§ **Esercizio**
Leggi il brano sul pane qui sotto e indica se ognuna di queste frasi è d'accordo con il brano, rispondendo sì o no e citando tali e quali le parole del brano che lo provano.
1. La parola "compagni" viene da "cum pani".
2. Il pane azzimo si sceglie quando c'è molto tempo per prepararlo.
3. L'impasto del pane azzimo si può fare anche con farina senza glutine.

§ **Brano da leggere**

Pane azzimo e pane lievitato sono due pani diversi non solo per la tecnica di preparazione ma perché rappresentano due approcci diversi alla necessità di nutrirsi. 
Del resto nessun alimento come il pane si impone nella cultura occidentale: sta ad indicare dalla notte dei tempi il sostentamento quotidiano. Del resto il grano non si mangia a chicchi appena colti.
Lo stesso termine “compagni”, che sta ad indicare solidali ed uguali, deriva da “cum pani”.

Ma se il pane lievitato ha bisogno di una vera e propria liturgia per la preparazione, dove il tempo diventa un ingrediente fondamentale, al pane azzimo ci si affida quando si va di fretta o, più semplicemente, quando basta un morbido impasto di farina, anche senza glutine, e acqua che la magia del fuoco trasforma in sfoglie che si possono impilare, arrotolare, farcire, essiccare, rinvenire.

§ **Estratto dei dati**
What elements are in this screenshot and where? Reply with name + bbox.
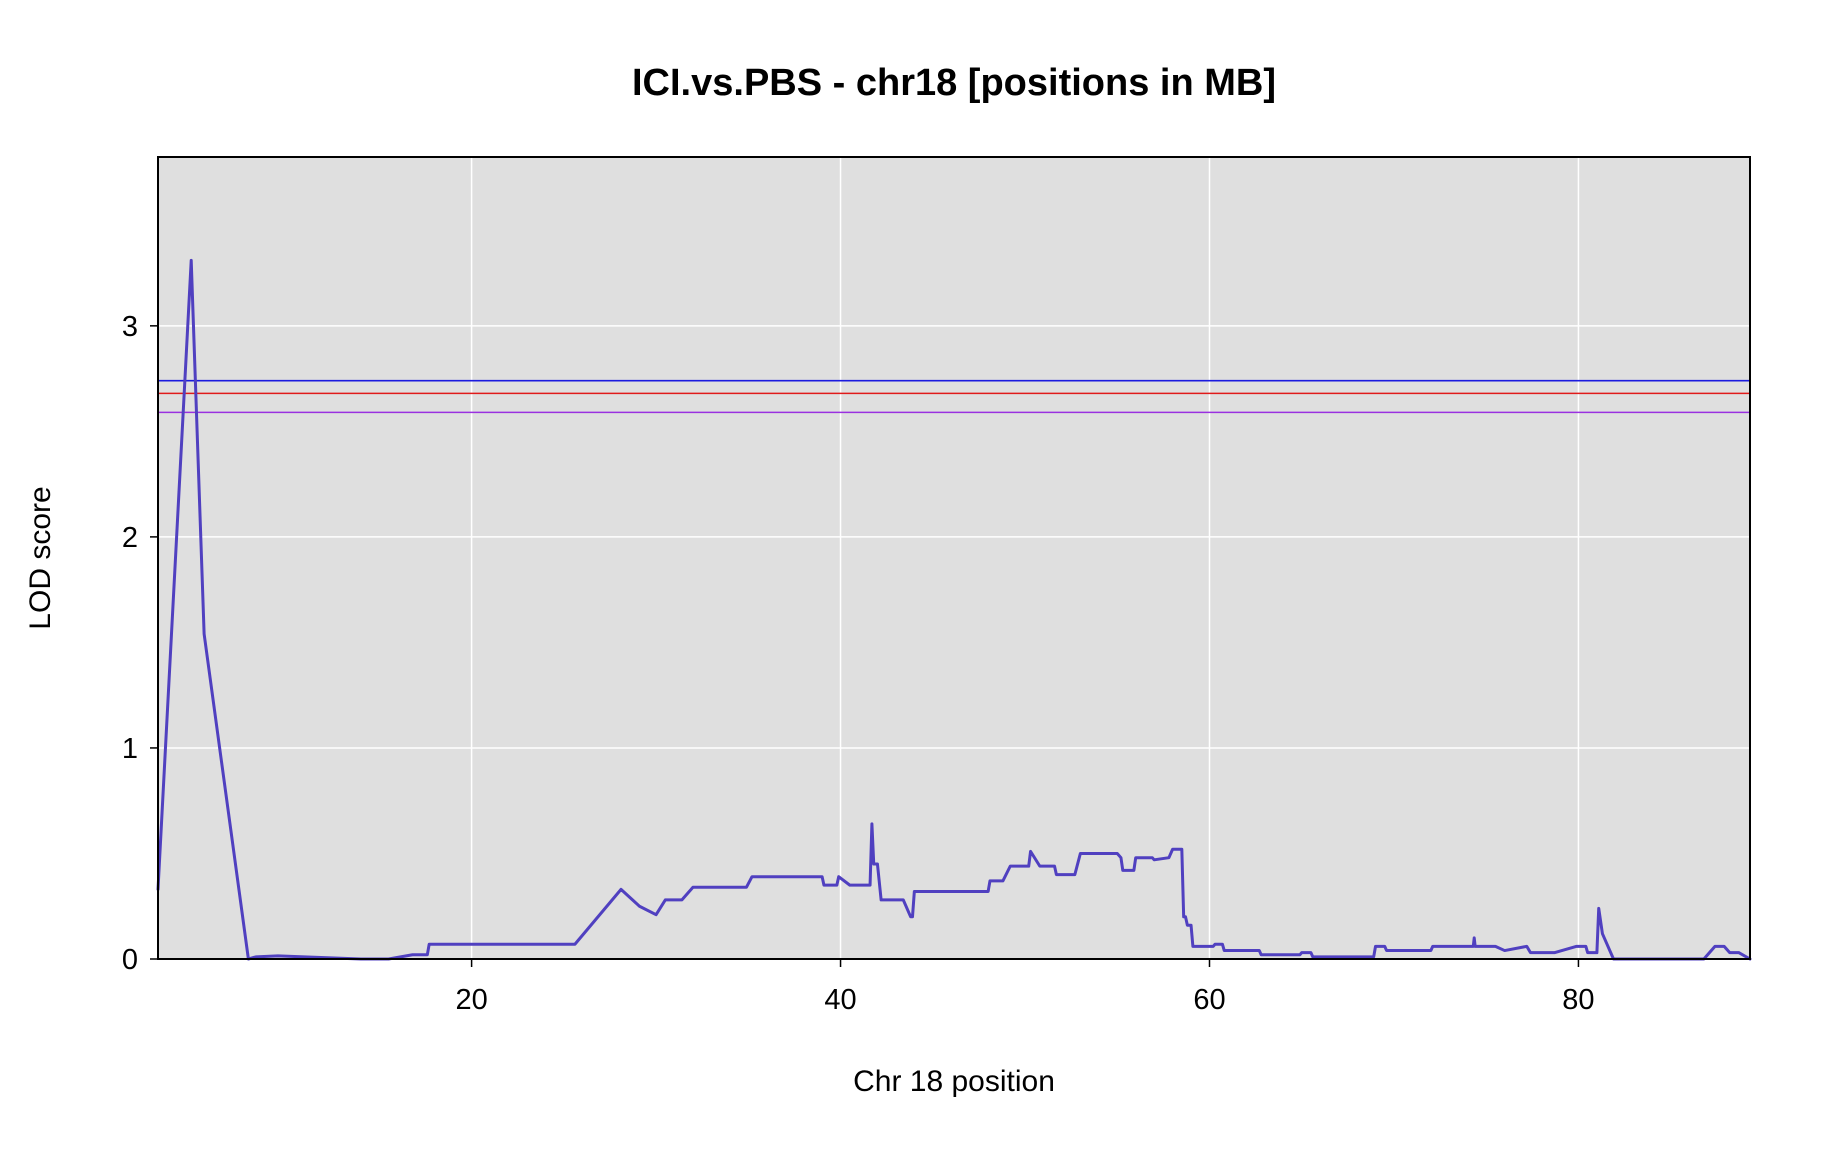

§ **Risposta all'esercizio**
1. Sì: «Lo stesso termine “compagni”, che sta ad indicare solidali ed uguali, deriva da “cum pani”.»
2. No: «al pane azzimo ci si affida quando si va di fretta»
3. Sì: «un morbido impasto di farina, anche senza glutine, e acqua»